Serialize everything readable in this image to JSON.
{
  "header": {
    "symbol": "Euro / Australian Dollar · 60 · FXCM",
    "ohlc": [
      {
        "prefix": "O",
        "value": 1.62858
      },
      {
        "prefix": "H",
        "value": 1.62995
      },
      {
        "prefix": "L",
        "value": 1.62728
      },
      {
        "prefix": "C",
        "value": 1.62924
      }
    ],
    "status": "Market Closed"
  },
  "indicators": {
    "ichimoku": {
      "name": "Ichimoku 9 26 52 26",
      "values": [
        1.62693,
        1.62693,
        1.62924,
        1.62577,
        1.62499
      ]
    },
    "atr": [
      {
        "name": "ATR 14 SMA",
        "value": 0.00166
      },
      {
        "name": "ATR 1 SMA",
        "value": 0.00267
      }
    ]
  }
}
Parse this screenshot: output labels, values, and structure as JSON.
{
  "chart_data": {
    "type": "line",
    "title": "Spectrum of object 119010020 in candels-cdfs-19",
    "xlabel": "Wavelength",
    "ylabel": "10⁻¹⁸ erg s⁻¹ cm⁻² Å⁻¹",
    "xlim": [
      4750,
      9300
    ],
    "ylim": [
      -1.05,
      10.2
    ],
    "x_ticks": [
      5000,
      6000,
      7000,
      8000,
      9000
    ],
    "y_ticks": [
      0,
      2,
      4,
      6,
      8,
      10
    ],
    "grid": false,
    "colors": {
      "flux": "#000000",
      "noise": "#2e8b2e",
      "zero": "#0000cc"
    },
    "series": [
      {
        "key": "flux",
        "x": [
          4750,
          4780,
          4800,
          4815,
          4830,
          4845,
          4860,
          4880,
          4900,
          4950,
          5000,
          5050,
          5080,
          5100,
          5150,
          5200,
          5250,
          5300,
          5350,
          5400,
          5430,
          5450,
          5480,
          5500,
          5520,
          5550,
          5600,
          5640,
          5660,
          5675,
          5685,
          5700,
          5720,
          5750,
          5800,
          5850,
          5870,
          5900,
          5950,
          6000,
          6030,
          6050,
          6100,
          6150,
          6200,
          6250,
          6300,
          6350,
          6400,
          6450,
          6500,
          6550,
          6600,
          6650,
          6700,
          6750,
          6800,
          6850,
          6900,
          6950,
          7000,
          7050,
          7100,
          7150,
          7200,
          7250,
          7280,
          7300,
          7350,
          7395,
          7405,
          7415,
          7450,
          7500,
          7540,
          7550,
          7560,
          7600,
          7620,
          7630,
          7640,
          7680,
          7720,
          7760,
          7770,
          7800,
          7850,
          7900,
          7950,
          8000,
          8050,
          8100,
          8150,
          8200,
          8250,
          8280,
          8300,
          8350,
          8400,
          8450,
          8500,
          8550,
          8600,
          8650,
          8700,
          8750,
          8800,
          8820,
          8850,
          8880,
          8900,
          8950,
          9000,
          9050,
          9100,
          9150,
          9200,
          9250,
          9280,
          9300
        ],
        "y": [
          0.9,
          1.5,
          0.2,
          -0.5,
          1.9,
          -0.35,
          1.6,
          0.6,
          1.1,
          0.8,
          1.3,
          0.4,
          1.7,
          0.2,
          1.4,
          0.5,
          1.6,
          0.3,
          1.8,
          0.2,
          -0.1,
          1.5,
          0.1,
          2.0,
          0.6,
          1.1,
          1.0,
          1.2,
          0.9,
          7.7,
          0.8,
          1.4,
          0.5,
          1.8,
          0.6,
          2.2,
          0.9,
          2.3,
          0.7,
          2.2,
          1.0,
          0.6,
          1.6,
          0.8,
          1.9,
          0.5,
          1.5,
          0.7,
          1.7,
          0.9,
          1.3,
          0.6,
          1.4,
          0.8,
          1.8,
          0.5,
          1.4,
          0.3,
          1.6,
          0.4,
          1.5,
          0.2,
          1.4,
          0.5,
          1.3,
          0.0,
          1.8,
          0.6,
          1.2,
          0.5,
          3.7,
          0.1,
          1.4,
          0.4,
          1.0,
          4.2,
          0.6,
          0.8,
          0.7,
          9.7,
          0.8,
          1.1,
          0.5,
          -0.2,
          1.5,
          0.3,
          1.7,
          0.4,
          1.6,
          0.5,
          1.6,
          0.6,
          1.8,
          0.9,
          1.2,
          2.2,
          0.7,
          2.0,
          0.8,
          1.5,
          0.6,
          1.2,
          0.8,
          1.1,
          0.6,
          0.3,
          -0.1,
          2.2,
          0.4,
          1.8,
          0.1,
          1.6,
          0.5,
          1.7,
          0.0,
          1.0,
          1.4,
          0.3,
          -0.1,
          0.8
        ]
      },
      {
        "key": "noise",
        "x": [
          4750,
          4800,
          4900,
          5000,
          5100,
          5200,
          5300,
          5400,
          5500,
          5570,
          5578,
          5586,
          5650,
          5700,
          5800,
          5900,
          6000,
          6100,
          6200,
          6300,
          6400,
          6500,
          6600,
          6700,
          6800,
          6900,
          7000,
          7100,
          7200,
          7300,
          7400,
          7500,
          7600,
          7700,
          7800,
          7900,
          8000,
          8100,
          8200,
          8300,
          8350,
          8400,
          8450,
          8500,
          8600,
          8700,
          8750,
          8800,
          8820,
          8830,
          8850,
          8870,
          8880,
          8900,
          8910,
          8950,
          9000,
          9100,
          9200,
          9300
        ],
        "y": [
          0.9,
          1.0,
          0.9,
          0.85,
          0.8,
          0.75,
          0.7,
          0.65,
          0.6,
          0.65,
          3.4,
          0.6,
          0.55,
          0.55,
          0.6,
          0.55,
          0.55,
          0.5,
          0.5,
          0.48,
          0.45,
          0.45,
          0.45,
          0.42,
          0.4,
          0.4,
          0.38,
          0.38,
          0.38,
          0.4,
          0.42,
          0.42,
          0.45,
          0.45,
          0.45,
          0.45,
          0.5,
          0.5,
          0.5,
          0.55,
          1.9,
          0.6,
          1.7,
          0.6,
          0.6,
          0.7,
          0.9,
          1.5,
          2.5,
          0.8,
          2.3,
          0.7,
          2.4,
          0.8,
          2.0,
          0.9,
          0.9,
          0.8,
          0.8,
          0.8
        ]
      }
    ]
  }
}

◆ ◆ ◆ ◆ ◆

Given instruction >>
Would you reproduce the material above in full, exactly as given?

Answer for the task >>
Serialize everything readable in this image to JSON.
{
  "header": {
    "symbol": "Euro / Australian Dollar · 60 · FXCM",
    "ohlc": [
      {
        "prefix": "O",
        "value": 1.62858
      },
      {
        "prefix": "H",
        "value": 1.62995
      },
      {
        "prefix": "L",
        "value": 1.62728
      },
      {
        "prefix": "C",
        "value": 1.62924
      }
    ],
    "status": "Market Closed"
  },
  "indicators": {
    "ichimoku": {
      "name": "Ichimoku 9 26 52 26",
      "values": [
        1.62693,
        1.62693,
        1.62924,
        1.62577,
        1.62499
      ]
    },
    "atr": [
      {
        "name": "ATR 14 SMA",
        "value": 0.00166
      },
      {
        "name": "ATR 1 SMA",
        "value": 0.00267
      }
    ]
  }
}
Parse this screenshot: output labels, values, and structure as JSON.
{
  "chart_data": {
    "type": "line",
    "title": "Spectrum of object 119010020 in candels-cdfs-19",
    "xlabel": "Wavelength",
    "ylabel": "10⁻¹⁸ erg s⁻¹ cm⁻² Å⁻¹",
    "xlim": [
      4750,
      9300
    ],
    "ylim": [
      -1.05,
      10.2
    ],
    "x_ticks": [
      5000,
      6000,
      7000,
      8000,
      9000
    ],
    "y_ticks": [
      0,
      2,
      4,
      6,
      8,
      10
    ],
    "grid": false,
    "colors": {
      "flux": "#000000",
      "noise": "#2e8b2e",
      "zero": "#0000cc"
    },
    "series": [
      {
        "key": "flux",
        "x": [
          4750,
          4780,
          4800,
          4815,
          4830,
          4845,
          4860,
          4880,
          4900,
          4950,
          5000,
          5050,
          5080,
          5100,
          5150,
          5200,
          5250,
          5300,
          5350,
          5400,
          5430,
          5450,
          5480,
          5500,
          5520,
          5550,
          5600,
          5640,
          5660,
          5675,
          5685,
          5700,
          5720,
          5750,
          5800,
          5850,
          5870,
          5900,
          5950,
          6000,
          6030,
          6050,
          6100,
          6150,
          6200,
          6250,
          6300,
          6350,
          6400,
          6450,
          6500,
          6550,
          6600,
          6650,
          6700,
          6750,
          6800,
          6850,
          6900,
          6950,
          7000,
          7050,
          7100,
          7150,
          7200,
          7250,
          7280,
          7300,
          7350,
          7395,
          7405,
          7415,
          7450,
          7500,
          7540,
          7550,
          7560,
          7600,
          7620,
          7630,
          7640,
          7680,
          7720,
          7760,
          7770,
          7800,
          7850,
          7900,
          7950,
          8000,
          8050,
          8100,
          8150,
          8200,
          8250,
          8280,
          8300,
          8350,
          8400,
          8450,
          8500,
          8550,
          8600,
          8650,
          8700,
          8750,
          8800,
          8820,
          8850,
          8880,
          8900,
          8950,
          9000,
          9050,
          9100,
          9150,
          9200,
          9250,
          9280,
          9300
        ],
        "y": [
          0.9,
          1.5,
          0.2,
          -0.5,
          1.9,
          -0.35,
          1.6,
          0.6,
          1.1,
          0.8,
          1.3,
          0.4,
          1.7,
          0.2,
          1.4,
          0.5,
          1.6,
          0.3,
          1.8,
          0.2,
          -0.1,
          1.5,
          0.1,
          2.0,
          0.6,
          1.1,
          1.0,
          1.2,
          0.9,
          7.7,
          0.8,
          1.4,
          0.5,
          1.8,
          0.6,
          2.2,
          0.9,
          2.3,
          0.7,
          2.2,
          1.0,
          0.6,
          1.6,
          0.8,
          1.9,
          0.5,
          1.5,
          0.7,
          1.7,
          0.9,
          1.3,
          0.6,
          1.4,
          0.8,
          1.8,
          0.5,
          1.4,
          0.3,
          1.6,
          0.4,
          1.5,
          0.2,
          1.4,
          0.5,
          1.3,
          0.0,
          1.8,
          0.6,
          1.2,
          0.5,
          3.7,
          0.1,
          1.4,
          0.4,
          1.0,
          4.2,
          0.6,
          0.8,
          0.7,
          9.7,
          0.8,
          1.1,
          0.5,
          -0.2,
          1.5,
          0.3,
          1.7,
          0.4,
          1.6,
          0.5,
          1.6,
          0.6,
          1.8,
          0.9,
          1.2,
          2.2,
          0.7,
          2.0,
          0.8,
          1.5,
          0.6,
          1.2,
          0.8,
          1.1,
          0.6,
          0.3,
          -0.1,
          2.2,
          0.4,
          1.8,
          0.1,
          1.6,
          0.5,
          1.7,
          0.0,
          1.0,
          1.4,
          0.3,
          -0.1,
          0.8
        ]
      },
      {
        "key": "noise",
        "x": [
          4750,
          4800,
          4900,
          5000,
          5100,
          5200,
          5300,
          5400,
          5500,
          5570,
          5578,
          5586,
          5650,
          5700,
          5800,
          5900,
          6000,
          6100,
          6200,
          6300,
          6400,
          6500,
          6600,
          6700,
          6800,
          6900,
          7000,
          7100,
          7200,
          7300,
          7400,
          7500,
          7600,
          7700,
          7800,
          7900,
          8000,
          8100,
          8200,
          8300,
          8350,
          8400,
          8450,
          8500,
          8600,
          8700,
          8750,
          8800,
          8820,
          8830,
          8850,
          8870,
          8880,
          8900,
          8910,
          8950,
          9000,
          9100,
          9200,
          9300
        ],
        "y": [
          0.9,
          1.0,
          0.9,
          0.85,
          0.8,
          0.75,
          0.7,
          0.65,
          0.6,
          0.65,
          3.4,
          0.6,
          0.55,
          0.55,
          0.6,
          0.55,
          0.55,
          0.5,
          0.5,
          0.48,
          0.45,
          0.45,
          0.45,
          0.42,
          0.4,
          0.4,
          0.38,
          0.38,
          0.38,
          0.4,
          0.42,
          0.42,
          0.45,
          0.45,
          0.45,
          0.45,
          0.5,
          0.5,
          0.5,
          0.55,
          1.9,
          0.6,
          1.7,
          0.6,
          0.6,
          0.7,
          0.9,
          1.5,
          2.5,
          0.8,
          2.3,
          0.7,
          2.4,
          0.8,
          2.0,
          0.9,
          0.9,
          0.8,
          0.8,
          0.8
        ]
      }
    ]
  }
}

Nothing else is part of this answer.